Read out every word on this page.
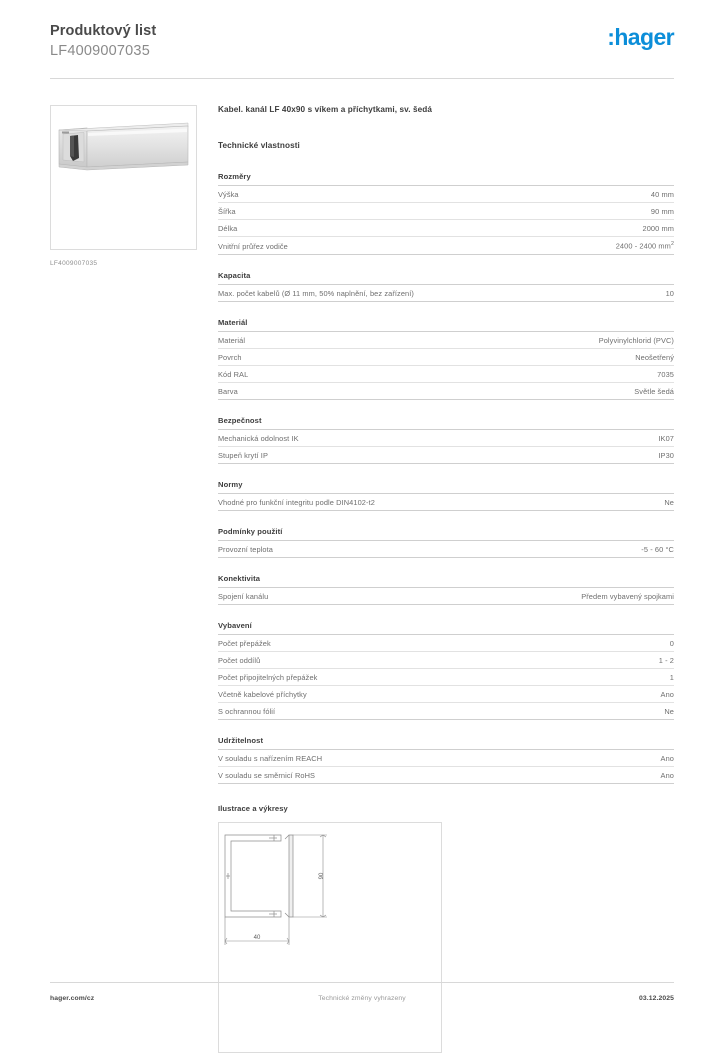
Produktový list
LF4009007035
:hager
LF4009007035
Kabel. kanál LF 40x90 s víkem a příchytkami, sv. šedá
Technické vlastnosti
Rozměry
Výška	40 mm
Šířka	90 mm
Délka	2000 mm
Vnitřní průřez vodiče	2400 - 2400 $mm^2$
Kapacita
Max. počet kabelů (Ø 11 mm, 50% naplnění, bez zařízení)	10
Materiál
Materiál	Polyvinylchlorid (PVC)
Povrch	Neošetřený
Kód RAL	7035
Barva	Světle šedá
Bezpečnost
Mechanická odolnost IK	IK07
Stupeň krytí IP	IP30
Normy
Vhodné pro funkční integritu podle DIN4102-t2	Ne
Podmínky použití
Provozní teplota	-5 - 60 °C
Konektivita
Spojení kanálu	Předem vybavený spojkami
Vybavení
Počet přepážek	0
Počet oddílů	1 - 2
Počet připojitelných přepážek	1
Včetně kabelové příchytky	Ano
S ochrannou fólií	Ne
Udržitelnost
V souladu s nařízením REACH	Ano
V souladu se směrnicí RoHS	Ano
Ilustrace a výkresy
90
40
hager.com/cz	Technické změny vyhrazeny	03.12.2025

○ ○ ○ ○ ○

> [The exercise] Above are the records; reproduce them exactly and leave out the pictures.

> [Exercise solution]
Read out every word on this page.
Produktový list
LF4009007035
:hager
LF4009007035
Kabel. kanál LF 40x90 s víkem a příchytkami, sv. šedá
Technické vlastnosti
Rozměry
Výška	40 mm
Šířka	90 mm
Délka	2000 mm
Vnitřní průřez vodiče	2400 - 2400 $mm^2$
Kapacita
Max. počet kabelů (Ø 11 mm, 50% naplnění, bez zařízení)	10
Materiál
Materiál	Polyvinylchlorid (PVC)
Povrch	Neošetřený
Kód RAL	7035
Barva	Světle šedá
Bezpečnost
Mechanická odolnost IK	IK07
Stupeň krytí IP	IP30
Normy
Vhodné pro funkční integritu podle DIN4102-t2	Ne
Podmínky použití
Provozní teplota	-5 - 60 °C
Konektivita
Spojení kanálu	Předem vybavený spojkami
Vybavení
Počet přepážek	0
Počet oddílů	1 - 2
Počet připojitelných přepážek	1
Včetně kabelové příchytky	Ano
S ochrannou fólií	Ne
Udržitelnost
V souladu s nařízením REACH	Ano
V souladu se směrnicí RoHS	Ano
Ilustrace a výkresy
90
40
hager.com/cz	Technické změny vyhrazeny	03.12.2025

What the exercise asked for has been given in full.